◆ STATED GOAL ◆
Reproduce the material word for word; the images stay out.

BEGIN DATASET

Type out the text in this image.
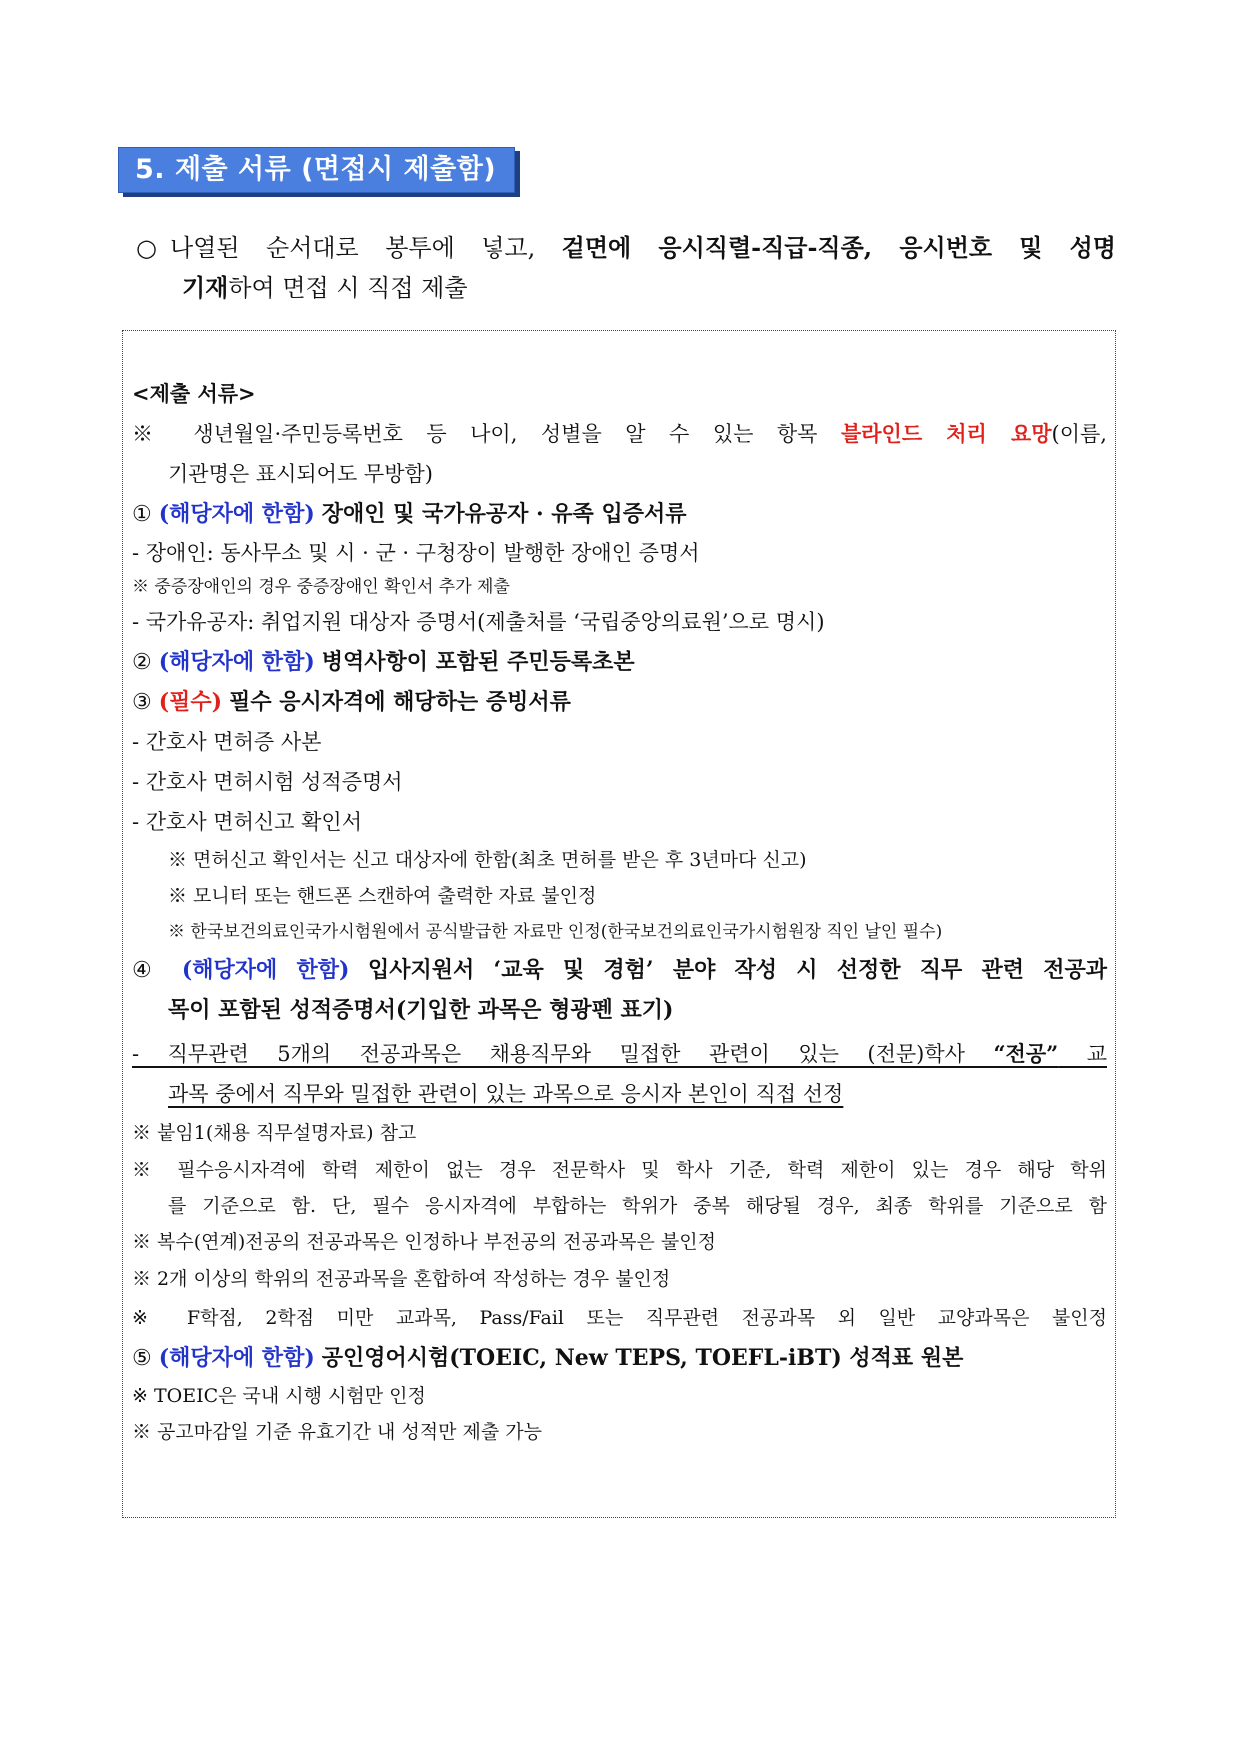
5. 제출 서류 (면접시 제출함)
○ 나열된 순서대로 봉투에 넣고, 겉면에 응시직렬-직급-직종, 응시번호 및 성명
기재하여 면접 시 직접 제출
<제출 서류>
※ 생년월일·주민등록번호 등 나이, 성별을 알 수 있는 항목 블라인드 처리 요망(이름,
기관명은 표시되어도 무방함)
① (해당자에 한함) 장애인 및 국가유공자 · 유족 입증서류
- 장애인: 동사무소 및 시 · 군 · 구청장이 발행한 장애인 증명서
※ 중증장애인의 경우 중증장애인 확인서 추가 제출
- 국가유공자: 취업지원 대상자 증명서(제출처를 ‘국립중앙의료원’으로 명시)
② (해당자에 한함) 병역사항이 포함된 주민등록초본
③ (필수) 필수 응시자격에 해당하는 증빙서류
- 간호사 면허증 사본
- 간호사 면허시험 성적증명서
- 간호사 면허신고 확인서
※ 면허신고 확인서는 신고 대상자에 한함(최초 면허를 받은 후 3년마다 신고)
※ 모니터 또는 핸드폰 스캔하여 출력한 자료 불인정
※ 한국보건의료인국가시험원에서 공식발급한 자료만 인정(한국보건의료인국가시험원장 직인 날인 필수)
④ (해당자에 한함) 입사지원서 ‘교육 및 경험’ 분야 작성 시 선정한 직무 관련 전공과
목이 포함된 성적증명서(기입한 과목은 형광펜 표기)
- 직무관련 5개의 전공과목은 채용직무와 밀접한 관련이 있는 (전문)학사 “전공” 교
과목 중에서 직무와 밀접한 관련이 있는 과목으로 응시자 본인이 직접 선정
※ 붙임1(채용 직무설명자료) 참고
※ 필수응시자격에 학력 제한이 없는 경우 전문학사 및 학사 기준, 학력 제한이 있는 경우 해당 학위
를 기준으로 함. 단, 필수 응시자격에 부합하는 학위가 중복 해당될 경우, 최종 학위를 기준으로 함
※ 복수(연계)전공의 전공과목은 인정하나 부전공의 전공과목은 불인정
※ 2개 이상의 학위의 전공과목을 혼합하여 작성하는 경우 불인정
※ F학점, 2학점 미만 교과목, Pass/Fail 또는 직무관련 전공과목 외 일반 교양과목은 불인정
⑤ (해당자에 한함) 공인영어시험(TOEIC, New TEPS, TOEFL-iBT) 성적표 원본
※ TOEIC은 국내 시행 시험만 인정
※ 공고마감일 기준 유효기간 내 성적만 제출 가능
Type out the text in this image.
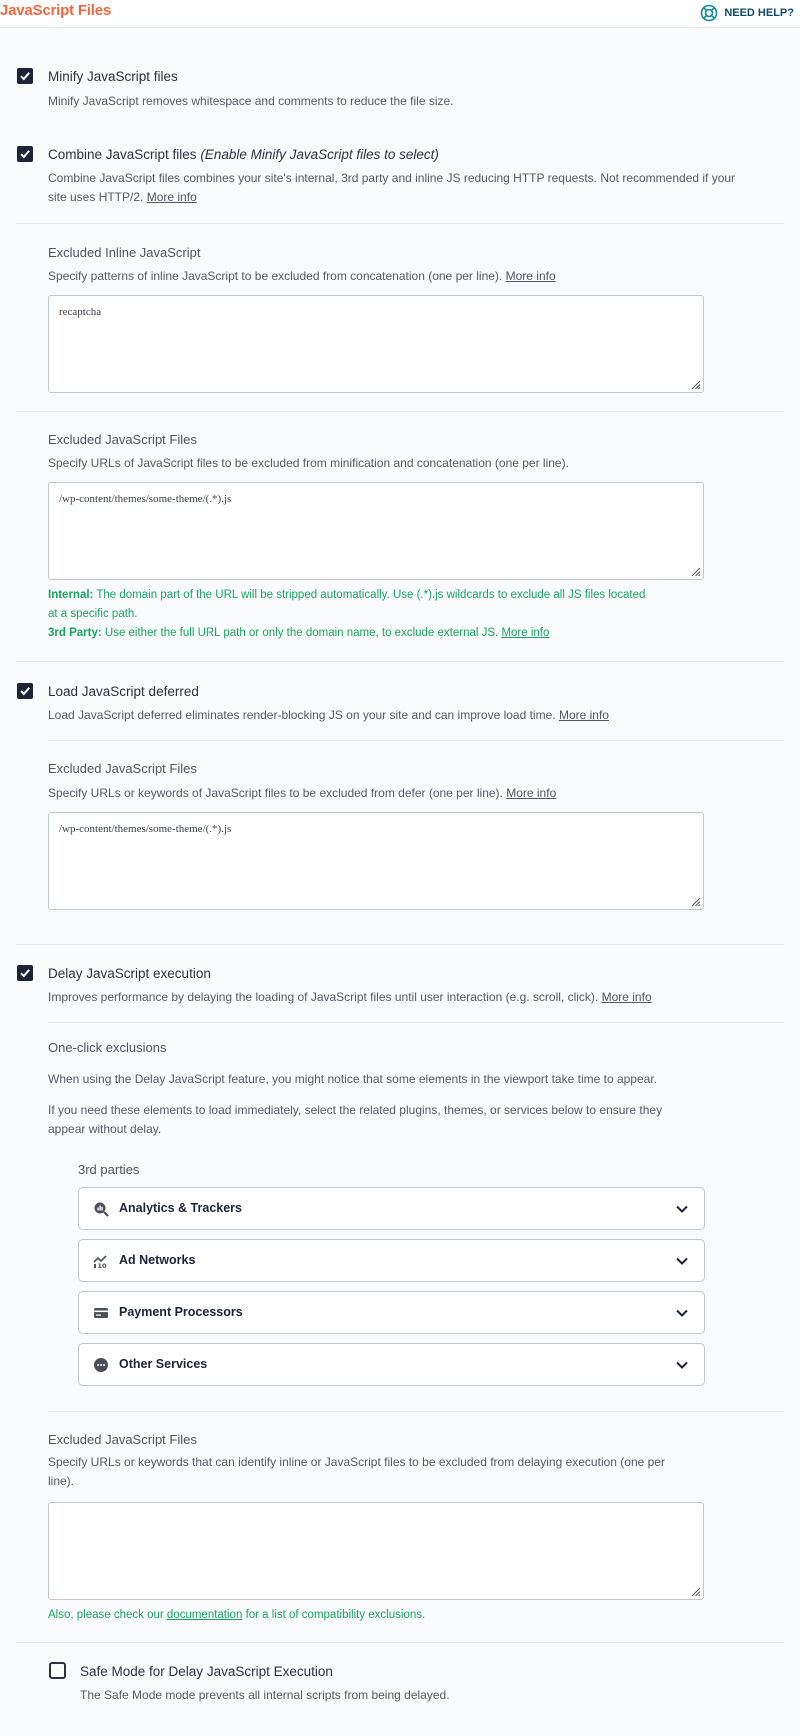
JavaScript Files	NEED HELP?
Minify JavaScript files
Minify JavaScript removes whitespace and comments to reduce the file size.
Combine JavaScript files (Enable Minify JavaScript files to select)
Combine JavaScript files combines your site's internal, 3rd party and inline JS reducing HTTP requests. Not recommended if your
site uses HTTP/2. More info
Excluded Inline JavaScript
Specify patterns of inline JavaScript to be excluded from concatenation (one per line). More info
recaptcha
Excluded JavaScript Files
Specify URLs of JavaScript files to be excluded from minification and concatenation (one per line).
/wp-content/themes/some-theme/(.*).js
Internal: The domain part of the URL will be stripped automatically. Use (.*).js wildcards to exclude all JS files located
at a specific path.
3rd Party: Use either the full URL path or only the domain name, to exclude external JS. More info
Load JavaScript deferred
Load JavaScript deferred eliminates render-blocking JS on your site and can improve load time. More info
Excluded JavaScript Files
Specify URLs or keywords of JavaScript files to be excluded from defer (one per line). More info
/wp-content/themes/some-theme/(.*).js
Delay JavaScript execution
Improves performance by delaying the loading of JavaScript files until user interaction (e.g. scroll, click). More info
One-click exclusions
When using the Delay JavaScript feature, you might notice that some elements in the viewport take time to appear.
If you need these elements to load immediately, select the related plugins, themes, or services below to ensure they
appear without delay.
3rd parties
Analytics & Trackers
10 Ad Networks
Payment Processors
Other Services
Excluded JavaScript Files
Specify URLs or keywords that can identify inline or JavaScript files to be excluded from delaying execution (one per
line).
Also, please check our documentation for a list of compatibility exclusions.
Safe Mode for Delay JavaScript Execution
The Safe Mode mode prevents all internal scripts from being delayed.
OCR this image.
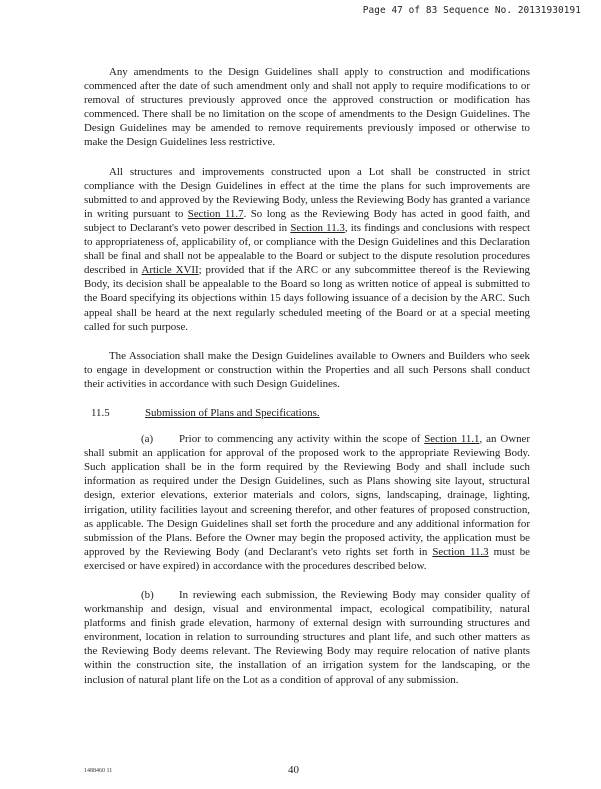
Page 47 of 83 Sequence No. 20131930191

Any amendments to the Design Guidelines shall apply to construction and modifications commenced after the date of such amendment only and shall not apply to require modifications to or removal of structures previously approved once the approved construction or modification has commenced. There shall be no limitation on the scope of amendments to the Design Guidelines. The Design Guidelines may be amended to remove requirements previously imposed or otherwise to make the Design Guidelines less restrictive.

All structures and improvements constructed upon a Lot shall be constructed in strict compliance with the Design Guidelines in effect at the time the plans for such improvements are submitted to and approved by the Reviewing Body, unless the Reviewing Body has granted a variance in writing pursuant to Section 11.7. So long as the Reviewing Body has acted in good faith, and subject to Declarant's veto power described in Section 11.3, its findings and conclusions with respect to appropriateness of, applicability of, or compliance with the Design Guidelines and this Declaration shall be final and shall not be appealable to the Board or subject to the dispute resolution procedures described in Article XVII; provided that if the ARC or any subcommittee thereof is the Reviewing Body, its decision shall be appealable to the Board so long as written notice of appeal is submitted to the Board specifying its objections within 15 days following issuance of a decision by the ARC. Such appeal shall be heard at the next regularly scheduled meeting of the Board or at a special meeting called for such purpose.

The Association shall make the Design Guidelines available to Owners and Builders who seek to engage in development or construction within the Properties and all such Persons shall conduct their activities in accordance with such Design Guidelines.

11.5	Submission of Plans and Specifications.

(a) Prior to commencing any activity within the scope of Section 11.1, an Owner shall submit an application for approval of the proposed work to the appropriate Reviewing Body. Such application shall be in the form required by the Reviewing Body and shall include such information as required under the Design Guidelines, such as Plans showing site layout, structural design, exterior elevations, exterior materials and colors, signs, landscaping, drainage, lighting, irrigation, utility facilities layout and screening therefor, and other features of proposed construction, as applicable. The Design Guidelines shall set forth the procedure and any additional information for submission of the Plans. Before the Owner may begin the proposed activity, the application must be approved by the Reviewing Body (and Declarant's veto rights set forth in Section 11.3 must be exercised or have expired) in accordance with the procedures described below.

(b) In reviewing each submission, the Reviewing Body may consider quality of workmanship and design, visual and environmental impact, ecological compatibility, natural platforms and finish grade elevation, harmony of external design with surrounding structures and environment, location in relation to surrounding structures and plant life, and such other matters as the Reviewing Body deems relevant. The Reviewing Body may require relocation of native plants within the construction site, the installation of an irrigation system for the landscaping, or the inclusion of natural plant life on the Lot as a condition of approval of any submission.

1488460 11	40
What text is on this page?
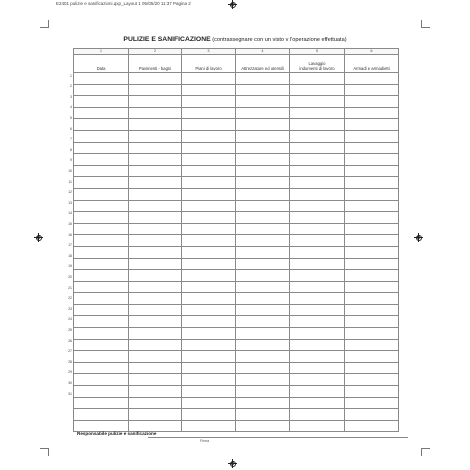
E2401 pulizie e sanificazioni.qxp_Layout 1 05/05/20 11:37 Pagina 2
PULIZIE E SANIFICAZIONE (contrassegnare con un visto v l'operazione effettuata)
1	2	3	4	5	6
Data	Pavimenti - bagni	Piani di lavoro	Attrezzature ed utensili	Lavaggio
indumenti di lavoro	Armadi e armadietti

1
2
3
4
5
6
7
8
9
10
11
12
13
14
15
16
17
18
19
20
21
22
23
24
25
26
27
28
29
30
31
Responsabile pulizie e sanificazione
Firma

END DATASET

◆ FINISHED ANSWER ◆
Type out the text in this image.
5. 제출 서류 (면접시 제출함)
○ 나열된 순서대로 봉투에 넣고, 겉면에 응시직렬-직급-직종, 응시번호 및 성명
기재하여 면접 시 직접 제출
<제출 서류>
※ 생년월일·주민등록번호 등 나이, 성별을 알 수 있는 항목 블라인드 처리 요망(이름,
기관명은 표시되어도 무방함)
① (해당자에 한함) 장애인 및 국가유공자 · 유족 입증서류
- 장애인: 동사무소 및 시 · 군 · 구청장이 발행한 장애인 증명서
※ 중증장애인의 경우 중증장애인 확인서 추가 제출
- 국가유공자: 취업지원 대상자 증명서(제출처를 ‘국립중앙의료원’으로 명시)
② (해당자에 한함) 병역사항이 포함된 주민등록초본
③ (필수) 필수 응시자격에 해당하는 증빙서류
- 간호사 면허증 사본
- 간호사 면허시험 성적증명서
- 간호사 면허신고 확인서
※ 면허신고 확인서는 신고 대상자에 한함(최초 면허를 받은 후 3년마다 신고)
※ 모니터 또는 핸드폰 스캔하여 출력한 자료 불인정
※ 한국보건의료인국가시험원에서 공식발급한 자료만 인정(한국보건의료인국가시험원장 직인 날인 필수)
④ (해당자에 한함) 입사지원서 ‘교육 및 경험’ 분야 작성 시 선정한 직무 관련 전공과
목이 포함된 성적증명서(기입한 과목은 형광펜 표기)
- 직무관련 5개의 전공과목은 채용직무와 밀접한 관련이 있는 (전문)학사 “전공” 교
과목 중에서 직무와 밀접한 관련이 있는 과목으로 응시자 본인이 직접 선정
※ 붙임1(채용 직무설명자료) 참고
※ 필수응시자격에 학력 제한이 없는 경우 전문학사 및 학사 기준, 학력 제한이 있는 경우 해당 학위
를 기준으로 함. 단, 필수 응시자격에 부합하는 학위가 중복 해당될 경우, 최종 학위를 기준으로 함
※ 복수(연계)전공의 전공과목은 인정하나 부전공의 전공과목은 불인정
※ 2개 이상의 학위의 전공과목을 혼합하여 작성하는 경우 불인정
※ F학점, 2학점 미만 교과목, Pass/Fail 또는 직무관련 전공과목 외 일반 교양과목은 불인정
⑤ (해당자에 한함) 공인영어시험(TOEIC, New TEPS, TOEFL-iBT) 성적표 원본
※ TOEIC은 국내 시행 시험만 인정
※ 공고마감일 기준 유효기간 내 성적만 제출 가능
Type out the text in this image.
JavaScript Files	NEED HELP?
Minify JavaScript files
Minify JavaScript removes whitespace and comments to reduce the file size.
Combine JavaScript files (Enable Minify JavaScript files to select)
Combine JavaScript files combines your site's internal, 3rd party and inline JS reducing HTTP requests. Not recommended if your
site uses HTTP/2. More info
Excluded Inline JavaScript
Specify patterns of inline JavaScript to be excluded from concatenation (one per line). More info
recaptcha
Excluded JavaScript Files
Specify URLs of JavaScript files to be excluded from minification and concatenation (one per line).
/wp-content/themes/some-theme/(.*).js
Internal: The domain part of the URL will be stripped automatically. Use (.*).js wildcards to exclude all JS files located
at a specific path.
3rd Party: Use either the full URL path or only the domain name, to exclude external JS. More info
Load JavaScript deferred
Load JavaScript deferred eliminates render-blocking JS on your site and can improve load time. More info
Excluded JavaScript Files
Specify URLs or keywords of JavaScript files to be excluded from defer (one per line). More info
/wp-content/themes/some-theme/(.*).js
Delay JavaScript execution
Improves performance by delaying the loading of JavaScript files until user interaction (e.g. scroll, click). More info
One-click exclusions
When using the Delay JavaScript feature, you might notice that some elements in the viewport take time to appear.
If you need these elements to load immediately, select the related plugins, themes, or services below to ensure they
appear without delay.
3rd parties
Analytics & Trackers
10 Ad Networks
Payment Processors
Other Services
Excluded JavaScript Files
Specify URLs or keywords that can identify inline or JavaScript files to be excluded from delaying execution (one per
line).
Also, please check our documentation for a list of compatibility exclusions.
Safe Mode for Delay JavaScript Execution
The Safe Mode mode prevents all internal scripts from being delayed.
OCR this image.
Page 47 of 83 Sequence No. 20131930191

Any amendments to the Design Guidelines shall apply to construction and modifications commenced after the date of such amendment only and shall not apply to require modifications to or removal of structures previously approved once the approved construction or modification has commenced. There shall be no limitation on the scope of amendments to the Design Guidelines. The Design Guidelines may be amended to remove requirements previously imposed or otherwise to make the Design Guidelines less restrictive.

All structures and improvements constructed upon a Lot shall be constructed in strict compliance with the Design Guidelines in effect at the time the plans for such improvements are submitted to and approved by the Reviewing Body, unless the Reviewing Body has granted a variance in writing pursuant to Section 11.7. So long as the Reviewing Body has acted in good faith, and subject to Declarant's veto power described in Section 11.3, its findings and conclusions with respect to appropriateness of, applicability of, or compliance with the Design Guidelines and this Declaration shall be final and shall not be appealable to the Board or subject to the dispute resolution procedures described in Article XVII; provided that if the ARC or any subcommittee thereof is the Reviewing Body, its decision shall be appealable to the Board so long as written notice of appeal is submitted to the Board specifying its objections within 15 days following issuance of a decision by the ARC. Such appeal shall be heard at the next regularly scheduled meeting of the Board or at a special meeting called for such purpose.

The Association shall make the Design Guidelines available to Owners and Builders who seek to engage in development or construction within the Properties and all such Persons shall conduct their activities in accordance with such Design Guidelines.

11.5	Submission of Plans and Specifications.

(a) Prior to commencing any activity within the scope of Section 11.1, an Owner shall submit an application for approval of the proposed work to the appropriate Reviewing Body. Such application shall be in the form required by the Reviewing Body and shall include such information as required under the Design Guidelines, such as Plans showing site layout, structural design, exterior elevations, exterior materials and colors, signs, landscaping, drainage, lighting, irrigation, utility facilities layout and screening therefor, and other features of proposed construction, as applicable. The Design Guidelines shall set forth the procedure and any additional information for submission of the Plans. Before the Owner may begin the proposed activity, the application must be approved by the Reviewing Body (and Declarant's veto rights set forth in Section 11.3 must be exercised or have expired) in accordance with the procedures described below.

(b) In reviewing each submission, the Reviewing Body may consider quality of workmanship and design, visual and environmental impact, ecological compatibility, natural platforms and finish grade elevation, harmony of external design with surrounding structures and environment, location in relation to surrounding structures and plant life, and such other matters as the Reviewing Body deems relevant. The Reviewing Body may require relocation of native plants within the construction site, the installation of an irrigation system for the landscaping, or the inclusion of natural plant life on the Lot as a condition of approval of any submission.

1488460 11	40
What text is on this page?
E2401 pulizie e sanificazioni.qxp_Layout 1 05/05/20 11:37 Pagina 2
PULIZIE E SANIFICAZIONE (contrassegnare con un visto v l'operazione effettuata)
1	2	3	4	5	6
Data	Pavimenti - bagni	Piani di lavoro	Attrezzature ed utensili	Lavaggio
indumenti di lavoro	Armadi e armadietti

1
2
3
4
5
6
7
8
9
10
11
12
13
14
15
16
17
18
19
20
21
22
23
24
25
26
27
28
29
30
31
Responsabile pulizie e sanificazione
Firma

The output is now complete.